TASK PROMPT — Reproduce the data below in full and exclude every picture.

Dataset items
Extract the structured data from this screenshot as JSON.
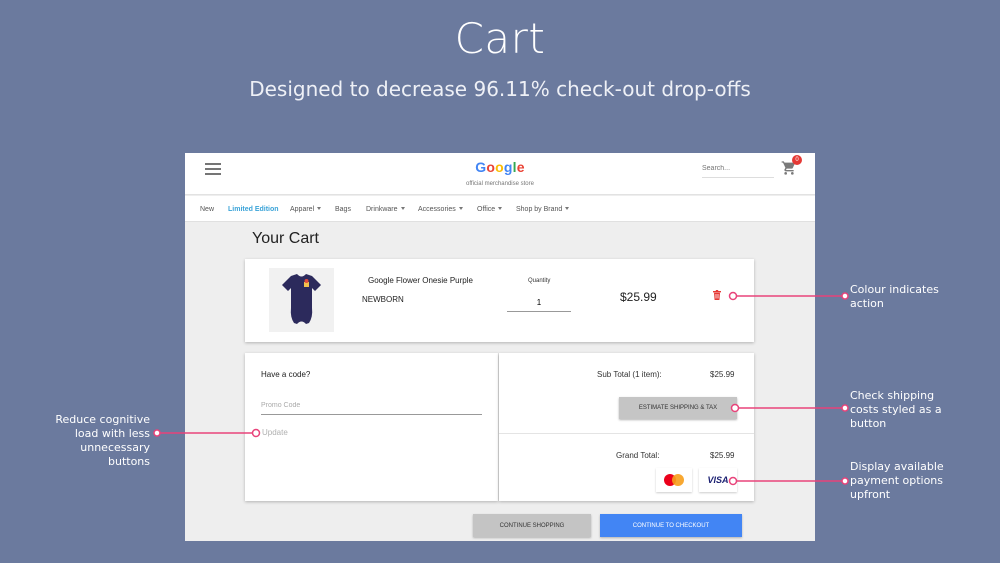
{
  "slide": {
    "title": "Cart",
    "subtitle": "Designed to decrease 96.11%  check-out drop-offs"
  },
  "header": {
    "logo_letters": [
      "G",
      "o",
      "o",
      "g",
      "l",
      "e"
    ],
    "logo_sub": "official merchandise store",
    "search_placeholder": "Search...",
    "cart_count": "0"
  },
  "nav": {
    "items": [
      {
        "label": "New",
        "dropdown": false
      },
      {
        "label": "Limited Edition",
        "dropdown": false,
        "active": true
      },
      {
        "label": "Apparel",
        "dropdown": true
      },
      {
        "label": "Bags",
        "dropdown": false
      },
      {
        "label": "Drinkware",
        "dropdown": true
      },
      {
        "label": "Accessories",
        "dropdown": true
      },
      {
        "label": "Office",
        "dropdown": true
      },
      {
        "label": "Shop by Brand",
        "dropdown": true
      }
    ]
  },
  "cart": {
    "title": "Your Cart",
    "item": {
      "name": "Google Flower Onesie Purple",
      "size": "NEWBORN",
      "quantity_label": "Quantity",
      "quantity": "1",
      "price": "$25.99"
    },
    "promo": {
      "label": "Have a code?",
      "placeholder": "Promo Code",
      "update": "Update"
    },
    "totals": {
      "subtotal_label": "Sub Total (1 item):",
      "subtotal_value": "$25.99",
      "estimate_button": "ESTIMATE SHIPPING & TAX",
      "grand_label": "Grand Total:",
      "grand_value": "$25.99",
      "payments": [
        "mastercard",
        "VISA"
      ]
    },
    "continue_shopping": "CONTINUE SHOPPING",
    "checkout": "CONTINUE TO CHECKOUT"
  },
  "annotations": {
    "colour_action": [
      "Colour indicates",
      "action"
    ],
    "shipping_button": [
      "Check shipping",
      "costs styled as a",
      "button"
    ],
    "payment_options": [
      "Display available",
      "payment options",
      "upfront"
    ],
    "cognitive_load": [
      "Reduce cognitive",
      "load  with less",
      "unnecessary",
      "buttons"
    ]
  },
  "colors": {
    "background": "#6b7a9e",
    "accent_blue": "#4285f4",
    "nav_active": "#3aa3d8",
    "delete_red": "#e53935",
    "callout_pink": "#e8437a"
  }
}
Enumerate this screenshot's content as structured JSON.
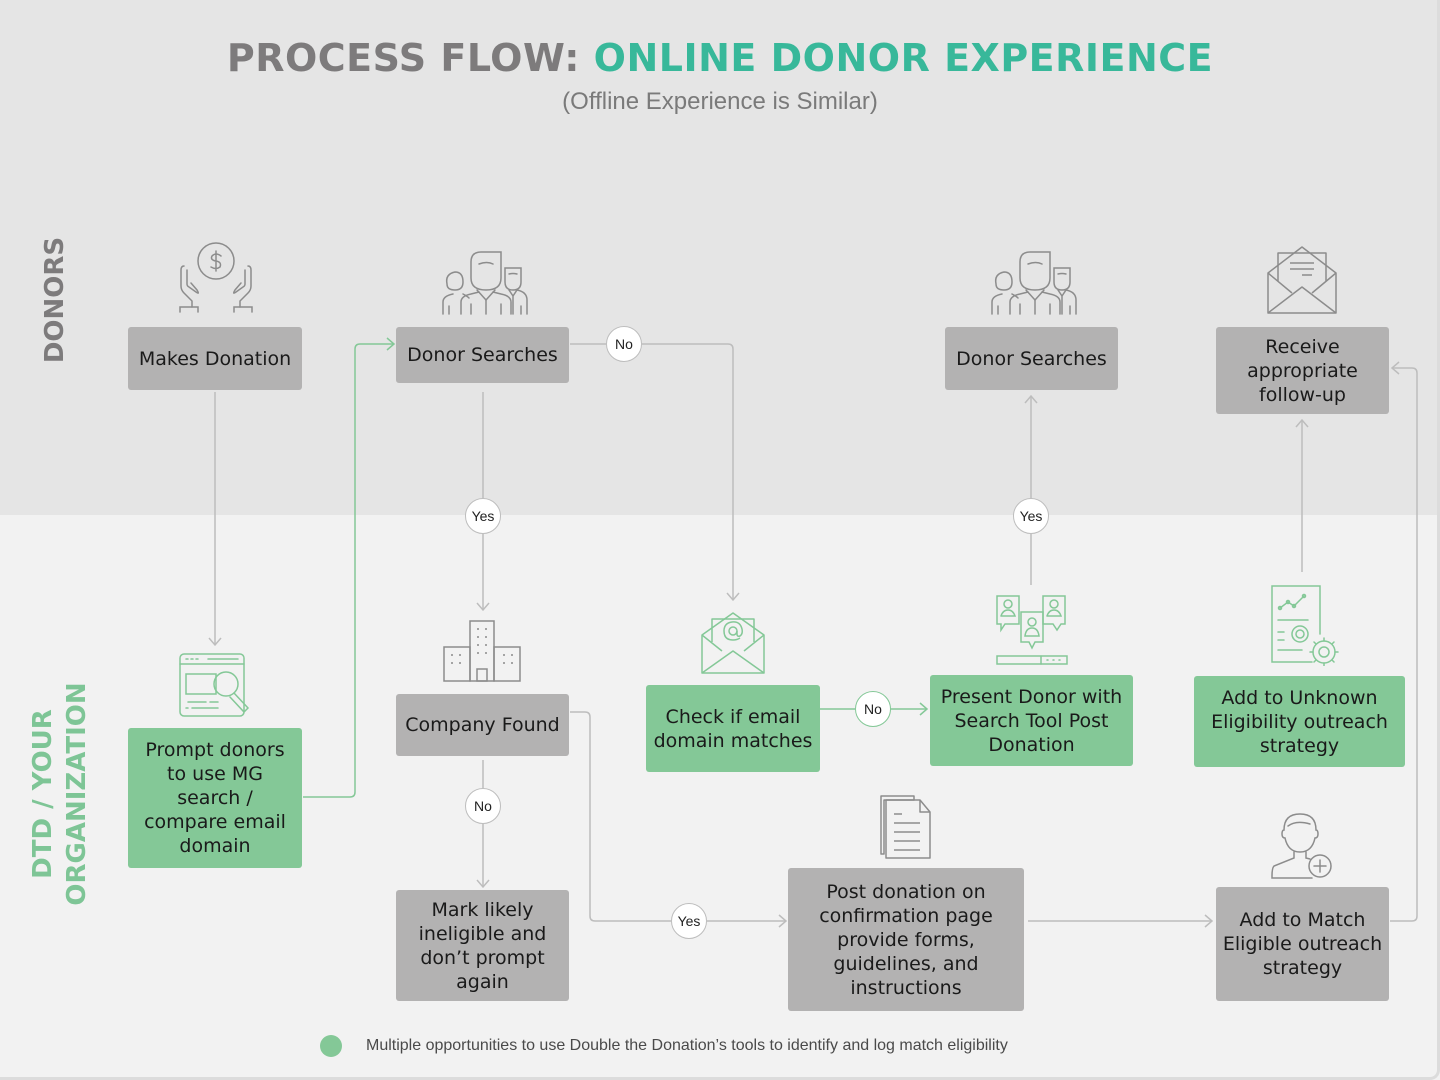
{
  "title": {
    "prefix": "PROCESS FLOW:",
    "highlight": "ONLINE DONOR EXPERIENCE",
    "subtitle": "(Offline Experience is Similar)"
  },
  "colors": {
    "title_gray": "#7d7b7c",
    "title_teal": "#38b89a",
    "gray_box": "#b3b2b2",
    "green_box": "#84c897",
    "top_band": "#e5e5e5",
    "bottom_band": "#f2f2f2"
  },
  "lanes": {
    "donors": "DONORS",
    "organization": "DTD / YOUR ORGANIZATION"
  },
  "nodes": {
    "makes_donation": {
      "label": "Makes Donation",
      "icon": "hands-dollar-icon",
      "type": "gray"
    },
    "donor_searches_1": {
      "label": "Donor Searches",
      "icon": "people-group-icon",
      "type": "gray"
    },
    "donor_searches_2": {
      "label": "Donor Searches",
      "icon": "people-group-icon",
      "type": "gray"
    },
    "receive_followup": {
      "label": "Receive appropriate follow-up",
      "icon": "open-envelope-icon",
      "type": "gray"
    },
    "prompt_donors": {
      "label": "Prompt donors to use MG search / compare email domain",
      "icon": "browser-search-icon",
      "type": "green"
    },
    "company_found": {
      "label": "Company Found",
      "icon": "office-building-icon",
      "type": "gray"
    },
    "check_email": {
      "label": "Check if email domain matches",
      "icon": "email-at-icon",
      "type": "green"
    },
    "present_donor": {
      "label": "Present Donor with Search Tool Post Donation",
      "icon": "profiles-search-icon",
      "type": "green"
    },
    "add_unknown": {
      "label": "Add to Unknown Eligibility outreach strategy",
      "icon": "report-gear-icon",
      "type": "green"
    },
    "mark_ineligible": {
      "label": "Mark likely ineligible and don’t prompt again",
      "type": "gray"
    },
    "post_confirmation": {
      "label": "Post donation on confirmation page provide forms, guidelines, and instructions",
      "icon": "documents-icon",
      "type": "gray"
    },
    "add_match": {
      "label": "Add to Match Eligible outreach strategy",
      "icon": "user-add-icon",
      "type": "gray"
    }
  },
  "decisions": {
    "searches_no": "No",
    "searches_yes": "Yes",
    "search2_yes": "Yes",
    "email_no": "No",
    "company_no": "No",
    "company_yes": "Yes"
  },
  "legend": {
    "text": "Multiple opportunities to use Double the Donation’s tools to identify and log match eligibility"
  }
}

THE OUTPUT —
Extract the structured data from this screenshot as JSON.
{
  "slide": {
    "title": "Cart",
    "subtitle": "Designed to decrease 96.11%  check-out drop-offs"
  },
  "header": {
    "logo_letters": [
      "G",
      "o",
      "o",
      "g",
      "l",
      "e"
    ],
    "logo_sub": "official merchandise store",
    "search_placeholder": "Search...",
    "cart_count": "0"
  },
  "nav": {
    "items": [
      {
        "label": "New",
        "dropdown": false
      },
      {
        "label": "Limited Edition",
        "dropdown": false,
        "active": true
      },
      {
        "label": "Apparel",
        "dropdown": true
      },
      {
        "label": "Bags",
        "dropdown": false
      },
      {
        "label": "Drinkware",
        "dropdown": true
      },
      {
        "label": "Accessories",
        "dropdown": true
      },
      {
        "label": "Office",
        "dropdown": true
      },
      {
        "label": "Shop by Brand",
        "dropdown": true
      }
    ]
  },
  "cart": {
    "title": "Your Cart",
    "item": {
      "name": "Google Flower Onesie Purple",
      "size": "NEWBORN",
      "quantity_label": "Quantity",
      "quantity": "1",
      "price": "$25.99"
    },
    "promo": {
      "label": "Have a code?",
      "placeholder": "Promo Code",
      "update": "Update"
    },
    "totals": {
      "subtotal_label": "Sub Total (1 item):",
      "subtotal_value": "$25.99",
      "estimate_button": "ESTIMATE SHIPPING & TAX",
      "grand_label": "Grand Total:",
      "grand_value": "$25.99",
      "payments": [
        "mastercard",
        "VISA"
      ]
    },
    "continue_shopping": "CONTINUE SHOPPING",
    "checkout": "CONTINUE TO CHECKOUT"
  },
  "annotations": {
    "colour_action": [
      "Colour indicates",
      "action"
    ],
    "shipping_button": [
      "Check shipping",
      "costs styled as a",
      "button"
    ],
    "payment_options": [
      "Display available",
      "payment options",
      "upfront"
    ],
    "cognitive_load": [
      "Reduce cognitive",
      "load  with less",
      "unnecessary",
      "buttons"
    ]
  },
  "colors": {
    "background": "#6b7a9e",
    "accent_blue": "#4285f4",
    "nav_active": "#3aa3d8",
    "delete_red": "#e53935",
    "callout_pink": "#e8437a"
  }
}
Enumerate this screenshot's content as structured JSON.
{
  "title": {
    "prefix": "PROCESS FLOW:",
    "highlight": "ONLINE DONOR EXPERIENCE",
    "subtitle": "(Offline Experience is Similar)"
  },
  "colors": {
    "title_gray": "#7d7b7c",
    "title_teal": "#38b89a",
    "gray_box": "#b3b2b2",
    "green_box": "#84c897",
    "top_band": "#e5e5e5",
    "bottom_band": "#f2f2f2"
  },
  "lanes": {
    "donors": "DONORS",
    "organization": "DTD / YOUR ORGANIZATION"
  },
  "nodes": {
    "makes_donation": {
      "label": "Makes Donation",
      "icon": "hands-dollar-icon",
      "type": "gray"
    },
    "donor_searches_1": {
      "label": "Donor Searches",
      "icon": "people-group-icon",
      "type": "gray"
    },
    "donor_searches_2": {
      "label": "Donor Searches",
      "icon": "people-group-icon",
      "type": "gray"
    },
    "receive_followup": {
      "label": "Receive appropriate follow-up",
      "icon": "open-envelope-icon",
      "type": "gray"
    },
    "prompt_donors": {
      "label": "Prompt donors to use MG search / compare email domain",
      "icon": "browser-search-icon",
      "type": "green"
    },
    "company_found": {
      "label": "Company Found",
      "icon": "office-building-icon",
      "type": "gray"
    },
    "check_email": {
      "label": "Check if email domain matches",
      "icon": "email-at-icon",
      "type": "green"
    },
    "present_donor": {
      "label": "Present Donor with Search Tool Post Donation",
      "icon": "profiles-search-icon",
      "type": "green"
    },
    "add_unknown": {
      "label": "Add to Unknown Eligibility outreach strategy",
      "icon": "report-gear-icon",
      "type": "green"
    },
    "mark_ineligible": {
      "label": "Mark likely ineligible and don’t prompt again",
      "type": "gray"
    },
    "post_confirmation": {
      "label": "Post donation on confirmation page provide forms, guidelines, and instructions",
      "icon": "documents-icon",
      "type": "gray"
    },
    "add_match": {
      "label": "Add to Match Eligible outreach strategy",
      "icon": "user-add-icon",
      "type": "gray"
    }
  },
  "decisions": {
    "searches_no": "No",
    "searches_yes": "Yes",
    "search2_yes": "Yes",
    "email_no": "No",
    "company_no": "No",
    "company_yes": "Yes"
  },
  "legend": {
    "text": "Multiple opportunities to use Double the Donation’s tools to identify and log match eligibility"
  }
}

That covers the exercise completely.